> **WRITTEN TASK**:
Copy every line of the following data that includes the string "base".
═══ DATASET ═══
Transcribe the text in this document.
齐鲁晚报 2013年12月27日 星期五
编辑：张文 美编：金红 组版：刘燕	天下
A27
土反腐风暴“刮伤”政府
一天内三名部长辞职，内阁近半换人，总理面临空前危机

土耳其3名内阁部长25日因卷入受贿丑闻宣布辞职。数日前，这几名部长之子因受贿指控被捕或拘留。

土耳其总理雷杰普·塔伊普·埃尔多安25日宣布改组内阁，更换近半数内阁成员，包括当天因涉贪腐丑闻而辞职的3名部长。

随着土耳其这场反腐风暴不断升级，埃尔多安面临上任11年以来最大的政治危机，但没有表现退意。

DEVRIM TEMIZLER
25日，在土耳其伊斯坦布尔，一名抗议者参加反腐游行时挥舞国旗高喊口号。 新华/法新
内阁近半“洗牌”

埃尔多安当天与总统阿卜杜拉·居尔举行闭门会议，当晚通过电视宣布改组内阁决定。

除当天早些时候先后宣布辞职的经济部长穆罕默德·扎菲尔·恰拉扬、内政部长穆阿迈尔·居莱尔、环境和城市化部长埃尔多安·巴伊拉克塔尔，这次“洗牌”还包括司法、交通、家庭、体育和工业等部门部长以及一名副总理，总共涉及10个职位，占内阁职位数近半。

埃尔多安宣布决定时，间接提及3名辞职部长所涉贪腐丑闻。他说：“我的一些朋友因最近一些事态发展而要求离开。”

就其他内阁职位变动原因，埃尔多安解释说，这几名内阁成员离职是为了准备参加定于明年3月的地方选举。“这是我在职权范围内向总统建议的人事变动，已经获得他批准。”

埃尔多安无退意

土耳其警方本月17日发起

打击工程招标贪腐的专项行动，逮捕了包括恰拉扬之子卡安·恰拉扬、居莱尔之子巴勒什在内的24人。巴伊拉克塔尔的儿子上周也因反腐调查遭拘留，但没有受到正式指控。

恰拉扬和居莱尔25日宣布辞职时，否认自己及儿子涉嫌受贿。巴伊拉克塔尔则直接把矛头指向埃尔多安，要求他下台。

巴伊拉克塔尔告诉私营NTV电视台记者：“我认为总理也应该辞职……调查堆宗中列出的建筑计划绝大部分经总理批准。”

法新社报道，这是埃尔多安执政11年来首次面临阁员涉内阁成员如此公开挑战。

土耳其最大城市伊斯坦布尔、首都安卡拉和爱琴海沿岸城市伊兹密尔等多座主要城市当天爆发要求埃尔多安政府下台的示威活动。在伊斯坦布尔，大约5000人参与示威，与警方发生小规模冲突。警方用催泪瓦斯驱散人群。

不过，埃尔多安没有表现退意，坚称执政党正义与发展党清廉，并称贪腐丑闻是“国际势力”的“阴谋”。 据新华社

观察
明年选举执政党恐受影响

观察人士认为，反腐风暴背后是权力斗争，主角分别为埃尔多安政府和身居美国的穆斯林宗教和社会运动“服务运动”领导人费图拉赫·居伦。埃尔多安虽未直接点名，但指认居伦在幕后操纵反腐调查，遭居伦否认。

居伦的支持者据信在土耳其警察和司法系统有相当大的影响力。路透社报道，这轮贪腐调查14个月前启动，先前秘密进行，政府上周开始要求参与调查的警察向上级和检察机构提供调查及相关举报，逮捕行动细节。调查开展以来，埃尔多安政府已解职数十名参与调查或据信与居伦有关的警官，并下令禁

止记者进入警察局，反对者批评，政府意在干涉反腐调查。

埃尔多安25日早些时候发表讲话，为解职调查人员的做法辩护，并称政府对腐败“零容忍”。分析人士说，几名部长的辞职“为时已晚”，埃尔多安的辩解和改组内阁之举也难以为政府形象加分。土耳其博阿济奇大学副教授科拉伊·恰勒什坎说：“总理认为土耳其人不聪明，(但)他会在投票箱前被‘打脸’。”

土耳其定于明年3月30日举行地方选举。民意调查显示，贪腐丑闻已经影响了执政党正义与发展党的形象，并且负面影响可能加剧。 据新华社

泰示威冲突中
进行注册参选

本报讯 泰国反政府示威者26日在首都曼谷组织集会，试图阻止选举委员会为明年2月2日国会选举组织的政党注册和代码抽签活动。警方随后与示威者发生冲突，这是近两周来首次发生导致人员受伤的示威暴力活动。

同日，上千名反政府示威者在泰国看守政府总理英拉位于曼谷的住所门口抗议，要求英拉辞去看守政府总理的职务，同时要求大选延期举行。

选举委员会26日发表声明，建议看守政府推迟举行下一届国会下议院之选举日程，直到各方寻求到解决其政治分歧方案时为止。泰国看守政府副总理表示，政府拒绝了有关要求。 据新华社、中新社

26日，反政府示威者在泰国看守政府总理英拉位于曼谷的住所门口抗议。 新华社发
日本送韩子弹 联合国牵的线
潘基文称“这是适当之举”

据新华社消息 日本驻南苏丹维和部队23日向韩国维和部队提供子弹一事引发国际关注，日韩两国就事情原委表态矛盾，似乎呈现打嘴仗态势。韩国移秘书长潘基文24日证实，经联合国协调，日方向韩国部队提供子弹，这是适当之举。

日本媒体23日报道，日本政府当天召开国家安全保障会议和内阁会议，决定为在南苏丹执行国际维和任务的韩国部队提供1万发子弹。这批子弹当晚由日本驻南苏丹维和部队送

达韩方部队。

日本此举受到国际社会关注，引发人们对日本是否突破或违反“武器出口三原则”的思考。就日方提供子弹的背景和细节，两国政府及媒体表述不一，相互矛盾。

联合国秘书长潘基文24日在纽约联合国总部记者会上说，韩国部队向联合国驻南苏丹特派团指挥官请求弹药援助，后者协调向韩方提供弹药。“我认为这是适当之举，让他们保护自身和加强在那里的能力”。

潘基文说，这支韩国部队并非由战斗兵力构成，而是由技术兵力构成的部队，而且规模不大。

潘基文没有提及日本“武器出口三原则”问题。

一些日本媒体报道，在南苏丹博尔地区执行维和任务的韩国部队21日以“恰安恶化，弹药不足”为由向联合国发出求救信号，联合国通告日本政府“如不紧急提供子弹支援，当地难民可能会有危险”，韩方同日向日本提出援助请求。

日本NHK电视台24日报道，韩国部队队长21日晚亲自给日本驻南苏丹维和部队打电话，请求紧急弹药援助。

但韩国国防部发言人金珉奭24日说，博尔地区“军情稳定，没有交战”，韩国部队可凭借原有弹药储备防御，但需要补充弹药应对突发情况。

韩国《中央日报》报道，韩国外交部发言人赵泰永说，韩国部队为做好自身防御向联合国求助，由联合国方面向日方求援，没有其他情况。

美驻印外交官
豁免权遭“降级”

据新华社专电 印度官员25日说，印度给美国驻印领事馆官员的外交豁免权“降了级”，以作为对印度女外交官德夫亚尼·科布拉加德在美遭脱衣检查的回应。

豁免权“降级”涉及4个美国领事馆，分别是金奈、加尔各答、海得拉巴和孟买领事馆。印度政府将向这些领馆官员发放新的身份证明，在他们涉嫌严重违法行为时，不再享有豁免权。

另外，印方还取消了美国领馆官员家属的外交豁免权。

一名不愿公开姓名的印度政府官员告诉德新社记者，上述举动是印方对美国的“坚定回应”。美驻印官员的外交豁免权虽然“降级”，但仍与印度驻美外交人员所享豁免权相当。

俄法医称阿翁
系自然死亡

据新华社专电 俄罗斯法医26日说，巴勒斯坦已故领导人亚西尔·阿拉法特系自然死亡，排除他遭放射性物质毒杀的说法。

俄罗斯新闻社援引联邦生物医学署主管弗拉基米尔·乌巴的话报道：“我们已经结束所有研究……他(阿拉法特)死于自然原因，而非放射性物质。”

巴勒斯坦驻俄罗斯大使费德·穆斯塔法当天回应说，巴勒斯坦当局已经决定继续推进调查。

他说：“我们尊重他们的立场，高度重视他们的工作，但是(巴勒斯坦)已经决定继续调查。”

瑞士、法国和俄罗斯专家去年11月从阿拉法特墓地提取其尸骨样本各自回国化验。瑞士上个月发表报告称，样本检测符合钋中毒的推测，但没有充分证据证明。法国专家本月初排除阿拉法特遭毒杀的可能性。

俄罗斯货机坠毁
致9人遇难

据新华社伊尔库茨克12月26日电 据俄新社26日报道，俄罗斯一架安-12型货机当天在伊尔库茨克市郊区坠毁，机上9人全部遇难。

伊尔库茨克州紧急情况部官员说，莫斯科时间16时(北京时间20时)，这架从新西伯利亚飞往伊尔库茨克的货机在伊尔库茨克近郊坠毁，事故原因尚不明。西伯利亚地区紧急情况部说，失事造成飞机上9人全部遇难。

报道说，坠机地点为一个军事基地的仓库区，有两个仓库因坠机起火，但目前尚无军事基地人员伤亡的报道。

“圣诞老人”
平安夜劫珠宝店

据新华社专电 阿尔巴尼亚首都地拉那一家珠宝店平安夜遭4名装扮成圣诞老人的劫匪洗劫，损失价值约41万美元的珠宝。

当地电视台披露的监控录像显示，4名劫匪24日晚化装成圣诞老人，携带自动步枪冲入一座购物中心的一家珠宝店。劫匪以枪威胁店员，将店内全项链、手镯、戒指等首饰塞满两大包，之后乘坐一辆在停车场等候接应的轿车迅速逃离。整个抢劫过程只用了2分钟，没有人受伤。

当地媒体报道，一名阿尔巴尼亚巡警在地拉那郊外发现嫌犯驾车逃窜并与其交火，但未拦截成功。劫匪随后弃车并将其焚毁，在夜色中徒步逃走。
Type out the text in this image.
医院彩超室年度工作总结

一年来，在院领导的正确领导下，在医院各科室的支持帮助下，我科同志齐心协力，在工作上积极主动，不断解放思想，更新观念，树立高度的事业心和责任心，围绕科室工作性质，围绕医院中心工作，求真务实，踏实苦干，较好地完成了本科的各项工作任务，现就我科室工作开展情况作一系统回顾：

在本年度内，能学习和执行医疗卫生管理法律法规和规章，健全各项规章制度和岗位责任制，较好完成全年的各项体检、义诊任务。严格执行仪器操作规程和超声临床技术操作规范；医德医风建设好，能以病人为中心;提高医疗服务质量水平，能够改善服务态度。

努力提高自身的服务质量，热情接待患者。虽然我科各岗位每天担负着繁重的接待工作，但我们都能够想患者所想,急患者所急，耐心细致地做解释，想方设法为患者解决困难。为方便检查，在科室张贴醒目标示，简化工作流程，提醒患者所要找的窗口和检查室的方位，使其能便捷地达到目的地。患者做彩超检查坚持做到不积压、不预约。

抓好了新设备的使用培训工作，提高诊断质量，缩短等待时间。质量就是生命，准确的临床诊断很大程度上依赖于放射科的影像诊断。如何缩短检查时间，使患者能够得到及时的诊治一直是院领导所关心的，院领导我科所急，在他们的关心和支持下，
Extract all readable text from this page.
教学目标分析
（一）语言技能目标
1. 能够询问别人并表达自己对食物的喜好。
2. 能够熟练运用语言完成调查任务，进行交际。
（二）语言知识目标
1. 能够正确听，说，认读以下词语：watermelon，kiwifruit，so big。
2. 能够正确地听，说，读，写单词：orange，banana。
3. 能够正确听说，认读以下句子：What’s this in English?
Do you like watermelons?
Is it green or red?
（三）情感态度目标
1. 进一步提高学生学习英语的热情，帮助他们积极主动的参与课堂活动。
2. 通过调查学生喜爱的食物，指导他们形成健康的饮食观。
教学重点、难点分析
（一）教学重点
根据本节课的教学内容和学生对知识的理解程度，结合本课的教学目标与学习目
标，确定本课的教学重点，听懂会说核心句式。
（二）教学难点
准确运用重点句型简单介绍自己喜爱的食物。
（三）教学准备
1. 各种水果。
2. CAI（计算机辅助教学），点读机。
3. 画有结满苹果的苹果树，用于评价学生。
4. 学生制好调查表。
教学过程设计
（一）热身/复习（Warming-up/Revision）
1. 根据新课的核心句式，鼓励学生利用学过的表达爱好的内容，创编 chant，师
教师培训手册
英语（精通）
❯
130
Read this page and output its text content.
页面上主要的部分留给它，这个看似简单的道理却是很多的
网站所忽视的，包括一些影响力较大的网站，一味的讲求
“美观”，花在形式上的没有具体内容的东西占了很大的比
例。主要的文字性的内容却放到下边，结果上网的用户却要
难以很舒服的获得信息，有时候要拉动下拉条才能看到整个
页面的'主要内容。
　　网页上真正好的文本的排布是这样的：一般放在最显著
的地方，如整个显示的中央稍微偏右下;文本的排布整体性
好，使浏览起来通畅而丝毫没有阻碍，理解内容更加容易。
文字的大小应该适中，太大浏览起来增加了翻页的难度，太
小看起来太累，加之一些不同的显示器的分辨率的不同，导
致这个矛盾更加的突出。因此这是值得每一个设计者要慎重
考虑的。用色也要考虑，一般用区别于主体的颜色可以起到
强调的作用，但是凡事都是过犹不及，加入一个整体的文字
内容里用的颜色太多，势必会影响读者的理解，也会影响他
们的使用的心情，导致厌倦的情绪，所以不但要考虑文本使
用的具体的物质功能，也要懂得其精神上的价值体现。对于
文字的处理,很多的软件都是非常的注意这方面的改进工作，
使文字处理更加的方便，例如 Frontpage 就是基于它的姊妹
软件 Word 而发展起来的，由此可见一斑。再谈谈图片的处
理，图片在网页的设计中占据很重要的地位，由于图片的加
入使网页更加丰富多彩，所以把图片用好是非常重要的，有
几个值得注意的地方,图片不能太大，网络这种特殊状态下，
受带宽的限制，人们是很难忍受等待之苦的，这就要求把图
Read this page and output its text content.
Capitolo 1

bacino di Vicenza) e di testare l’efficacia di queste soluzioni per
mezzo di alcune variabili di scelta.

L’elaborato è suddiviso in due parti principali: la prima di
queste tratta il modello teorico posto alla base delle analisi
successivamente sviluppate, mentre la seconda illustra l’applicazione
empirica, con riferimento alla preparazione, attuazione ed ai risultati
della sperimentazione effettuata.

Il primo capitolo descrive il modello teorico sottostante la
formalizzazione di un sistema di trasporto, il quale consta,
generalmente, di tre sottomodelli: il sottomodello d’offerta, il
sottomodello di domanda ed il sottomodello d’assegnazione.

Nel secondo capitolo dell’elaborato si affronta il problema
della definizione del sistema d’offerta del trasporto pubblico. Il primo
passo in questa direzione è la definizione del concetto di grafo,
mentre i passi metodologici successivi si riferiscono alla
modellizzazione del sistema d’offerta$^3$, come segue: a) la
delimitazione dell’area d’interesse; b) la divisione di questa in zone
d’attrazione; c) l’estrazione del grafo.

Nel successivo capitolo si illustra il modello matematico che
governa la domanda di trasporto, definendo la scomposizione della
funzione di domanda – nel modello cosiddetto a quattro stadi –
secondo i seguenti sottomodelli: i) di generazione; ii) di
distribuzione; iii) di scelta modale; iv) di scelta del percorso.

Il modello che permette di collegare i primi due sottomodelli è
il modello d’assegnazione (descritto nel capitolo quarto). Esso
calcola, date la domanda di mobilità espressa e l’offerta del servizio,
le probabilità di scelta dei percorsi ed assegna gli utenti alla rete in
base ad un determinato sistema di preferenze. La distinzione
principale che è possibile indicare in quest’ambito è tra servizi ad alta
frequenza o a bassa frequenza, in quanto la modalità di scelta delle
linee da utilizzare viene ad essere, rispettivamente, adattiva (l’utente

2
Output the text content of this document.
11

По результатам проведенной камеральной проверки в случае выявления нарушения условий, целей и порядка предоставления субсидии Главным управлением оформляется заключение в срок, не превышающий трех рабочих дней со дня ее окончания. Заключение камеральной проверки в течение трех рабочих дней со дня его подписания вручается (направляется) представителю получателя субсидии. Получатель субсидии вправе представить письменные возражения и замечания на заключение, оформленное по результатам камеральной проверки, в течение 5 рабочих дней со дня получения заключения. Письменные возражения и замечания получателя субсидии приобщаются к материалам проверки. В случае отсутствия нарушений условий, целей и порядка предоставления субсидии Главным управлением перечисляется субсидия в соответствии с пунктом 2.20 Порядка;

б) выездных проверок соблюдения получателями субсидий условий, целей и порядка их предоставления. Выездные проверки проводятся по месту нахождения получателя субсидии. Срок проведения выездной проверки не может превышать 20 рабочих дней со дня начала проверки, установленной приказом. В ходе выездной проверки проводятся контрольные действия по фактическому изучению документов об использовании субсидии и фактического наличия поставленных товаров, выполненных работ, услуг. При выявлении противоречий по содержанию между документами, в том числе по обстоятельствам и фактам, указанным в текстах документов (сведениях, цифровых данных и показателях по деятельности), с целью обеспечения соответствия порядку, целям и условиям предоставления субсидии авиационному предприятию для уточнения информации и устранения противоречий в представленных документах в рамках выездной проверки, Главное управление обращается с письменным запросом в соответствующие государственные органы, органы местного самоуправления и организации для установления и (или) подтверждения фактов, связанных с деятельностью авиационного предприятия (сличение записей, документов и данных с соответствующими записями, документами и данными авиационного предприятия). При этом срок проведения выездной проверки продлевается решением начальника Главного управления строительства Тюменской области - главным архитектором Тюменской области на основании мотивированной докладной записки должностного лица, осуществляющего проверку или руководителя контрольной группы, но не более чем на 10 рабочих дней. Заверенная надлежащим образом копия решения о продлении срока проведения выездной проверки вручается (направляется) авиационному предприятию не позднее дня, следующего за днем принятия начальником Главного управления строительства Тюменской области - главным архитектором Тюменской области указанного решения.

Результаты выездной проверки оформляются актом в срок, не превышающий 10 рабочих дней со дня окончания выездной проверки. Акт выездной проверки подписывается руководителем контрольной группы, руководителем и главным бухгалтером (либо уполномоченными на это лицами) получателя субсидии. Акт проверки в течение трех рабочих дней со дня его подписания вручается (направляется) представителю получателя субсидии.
═══
> **ANSWER IN FULL**:
queste tratta il modello teorico posto alla base delle analisi
base ad un determinato sistema di preferenze. La distinzione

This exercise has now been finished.